Exercise instructions: Which lines below hold the word "year"? Report each one.

## START Supplied entries

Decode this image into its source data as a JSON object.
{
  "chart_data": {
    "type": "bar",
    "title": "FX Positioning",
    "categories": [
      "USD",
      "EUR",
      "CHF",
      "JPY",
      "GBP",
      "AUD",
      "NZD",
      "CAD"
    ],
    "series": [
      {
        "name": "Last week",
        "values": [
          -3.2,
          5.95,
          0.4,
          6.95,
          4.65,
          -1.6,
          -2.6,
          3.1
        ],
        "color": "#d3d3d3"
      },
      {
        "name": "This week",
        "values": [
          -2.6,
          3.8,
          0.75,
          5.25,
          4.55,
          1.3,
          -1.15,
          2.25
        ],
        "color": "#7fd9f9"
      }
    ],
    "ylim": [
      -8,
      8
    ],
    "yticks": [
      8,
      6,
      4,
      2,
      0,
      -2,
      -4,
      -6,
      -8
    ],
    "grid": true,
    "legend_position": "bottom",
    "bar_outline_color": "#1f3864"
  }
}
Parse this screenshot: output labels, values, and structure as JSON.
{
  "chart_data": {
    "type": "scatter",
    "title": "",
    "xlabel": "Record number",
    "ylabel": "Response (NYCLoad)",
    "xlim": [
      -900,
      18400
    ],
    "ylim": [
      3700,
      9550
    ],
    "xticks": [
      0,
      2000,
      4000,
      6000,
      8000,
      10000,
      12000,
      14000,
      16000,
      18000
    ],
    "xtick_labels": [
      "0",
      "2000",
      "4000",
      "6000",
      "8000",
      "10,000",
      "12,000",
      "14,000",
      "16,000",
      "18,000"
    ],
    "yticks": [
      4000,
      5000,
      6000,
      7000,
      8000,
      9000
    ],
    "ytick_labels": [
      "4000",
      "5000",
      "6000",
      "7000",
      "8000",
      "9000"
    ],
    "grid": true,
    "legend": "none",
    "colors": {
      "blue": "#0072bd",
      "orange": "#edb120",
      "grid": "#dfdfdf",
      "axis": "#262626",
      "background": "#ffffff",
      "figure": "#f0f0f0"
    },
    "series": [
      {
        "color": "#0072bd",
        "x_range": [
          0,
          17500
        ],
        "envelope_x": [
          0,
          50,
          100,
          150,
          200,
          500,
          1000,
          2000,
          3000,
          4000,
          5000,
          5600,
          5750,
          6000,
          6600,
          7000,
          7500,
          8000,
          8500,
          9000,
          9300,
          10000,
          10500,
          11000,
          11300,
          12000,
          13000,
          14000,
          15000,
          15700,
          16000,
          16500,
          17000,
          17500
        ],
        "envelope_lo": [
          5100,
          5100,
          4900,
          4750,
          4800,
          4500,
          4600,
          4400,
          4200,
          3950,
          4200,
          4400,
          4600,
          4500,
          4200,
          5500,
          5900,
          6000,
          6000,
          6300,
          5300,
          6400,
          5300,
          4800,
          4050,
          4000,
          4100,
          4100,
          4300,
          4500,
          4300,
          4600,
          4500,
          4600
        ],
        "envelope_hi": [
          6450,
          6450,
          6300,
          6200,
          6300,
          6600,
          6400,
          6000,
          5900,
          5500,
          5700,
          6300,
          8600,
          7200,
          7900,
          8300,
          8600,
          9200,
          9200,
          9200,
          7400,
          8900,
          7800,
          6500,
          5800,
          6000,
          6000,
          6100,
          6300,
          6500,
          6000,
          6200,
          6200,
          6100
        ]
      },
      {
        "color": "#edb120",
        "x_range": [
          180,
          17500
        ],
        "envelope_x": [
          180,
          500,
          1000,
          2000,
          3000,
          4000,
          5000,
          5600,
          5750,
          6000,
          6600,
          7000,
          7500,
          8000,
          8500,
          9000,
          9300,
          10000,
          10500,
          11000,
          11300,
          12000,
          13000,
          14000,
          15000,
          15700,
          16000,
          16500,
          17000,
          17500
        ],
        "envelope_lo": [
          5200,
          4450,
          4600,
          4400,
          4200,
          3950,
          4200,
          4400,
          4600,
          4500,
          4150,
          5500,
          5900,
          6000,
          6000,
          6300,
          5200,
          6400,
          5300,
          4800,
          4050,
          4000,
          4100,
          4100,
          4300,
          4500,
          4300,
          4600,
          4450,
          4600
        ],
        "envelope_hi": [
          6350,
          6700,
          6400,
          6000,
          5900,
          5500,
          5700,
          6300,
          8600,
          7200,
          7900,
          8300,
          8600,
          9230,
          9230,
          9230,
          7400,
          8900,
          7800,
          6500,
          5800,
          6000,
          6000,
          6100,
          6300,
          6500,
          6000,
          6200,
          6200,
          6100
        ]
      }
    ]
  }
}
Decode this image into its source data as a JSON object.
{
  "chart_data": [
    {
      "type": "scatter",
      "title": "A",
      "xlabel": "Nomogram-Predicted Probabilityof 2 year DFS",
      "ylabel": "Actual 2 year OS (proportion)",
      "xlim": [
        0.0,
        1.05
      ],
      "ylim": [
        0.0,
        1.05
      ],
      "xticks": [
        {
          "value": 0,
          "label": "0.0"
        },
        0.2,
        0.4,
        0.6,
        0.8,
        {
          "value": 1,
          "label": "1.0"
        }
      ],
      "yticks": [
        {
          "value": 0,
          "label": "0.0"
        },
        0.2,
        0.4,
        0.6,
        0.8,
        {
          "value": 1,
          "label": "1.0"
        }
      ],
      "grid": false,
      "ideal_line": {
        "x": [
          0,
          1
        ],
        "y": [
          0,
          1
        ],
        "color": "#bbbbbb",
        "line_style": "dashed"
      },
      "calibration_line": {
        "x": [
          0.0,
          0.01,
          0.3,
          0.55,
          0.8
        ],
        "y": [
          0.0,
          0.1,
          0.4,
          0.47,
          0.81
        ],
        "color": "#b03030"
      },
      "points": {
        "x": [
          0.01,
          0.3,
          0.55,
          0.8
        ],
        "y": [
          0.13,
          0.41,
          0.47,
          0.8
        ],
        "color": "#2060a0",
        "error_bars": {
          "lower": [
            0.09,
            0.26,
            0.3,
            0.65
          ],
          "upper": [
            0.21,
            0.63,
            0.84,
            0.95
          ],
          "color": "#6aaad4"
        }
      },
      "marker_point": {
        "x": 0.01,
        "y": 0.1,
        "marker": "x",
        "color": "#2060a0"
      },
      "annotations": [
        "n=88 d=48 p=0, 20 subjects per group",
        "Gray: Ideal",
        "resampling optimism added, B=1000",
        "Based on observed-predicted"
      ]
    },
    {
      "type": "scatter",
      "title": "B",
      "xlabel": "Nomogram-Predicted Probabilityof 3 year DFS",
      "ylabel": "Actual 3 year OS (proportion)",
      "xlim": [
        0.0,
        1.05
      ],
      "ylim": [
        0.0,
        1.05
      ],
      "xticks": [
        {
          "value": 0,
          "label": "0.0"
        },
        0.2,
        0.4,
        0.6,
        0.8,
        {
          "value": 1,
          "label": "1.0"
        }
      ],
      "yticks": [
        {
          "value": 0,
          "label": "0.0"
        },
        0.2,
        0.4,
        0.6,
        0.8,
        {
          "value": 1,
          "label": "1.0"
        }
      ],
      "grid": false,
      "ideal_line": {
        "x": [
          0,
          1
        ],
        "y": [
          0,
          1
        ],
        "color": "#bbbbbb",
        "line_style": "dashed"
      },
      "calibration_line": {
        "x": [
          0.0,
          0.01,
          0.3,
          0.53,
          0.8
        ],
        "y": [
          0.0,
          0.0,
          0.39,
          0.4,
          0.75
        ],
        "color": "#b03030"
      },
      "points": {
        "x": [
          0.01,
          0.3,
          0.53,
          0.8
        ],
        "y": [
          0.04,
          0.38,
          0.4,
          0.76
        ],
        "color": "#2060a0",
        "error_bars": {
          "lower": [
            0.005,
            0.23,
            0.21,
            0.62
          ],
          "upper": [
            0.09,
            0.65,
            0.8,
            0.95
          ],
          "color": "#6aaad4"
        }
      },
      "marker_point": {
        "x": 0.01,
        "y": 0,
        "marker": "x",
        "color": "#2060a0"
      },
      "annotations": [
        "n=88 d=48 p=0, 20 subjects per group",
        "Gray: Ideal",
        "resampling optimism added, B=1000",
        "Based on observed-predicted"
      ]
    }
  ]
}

## END Supplied entries

Final result:
      "xlabel": "Nomogram-Predicted Probabilityof 2 year DFS",
      "ylabel": "Actual 2 year OS (proportion)",
      "xlabel": "Nomogram-Predicted Probabilityof 3 year DFS",
      "ylabel": "Actual 3 year OS (proportion)",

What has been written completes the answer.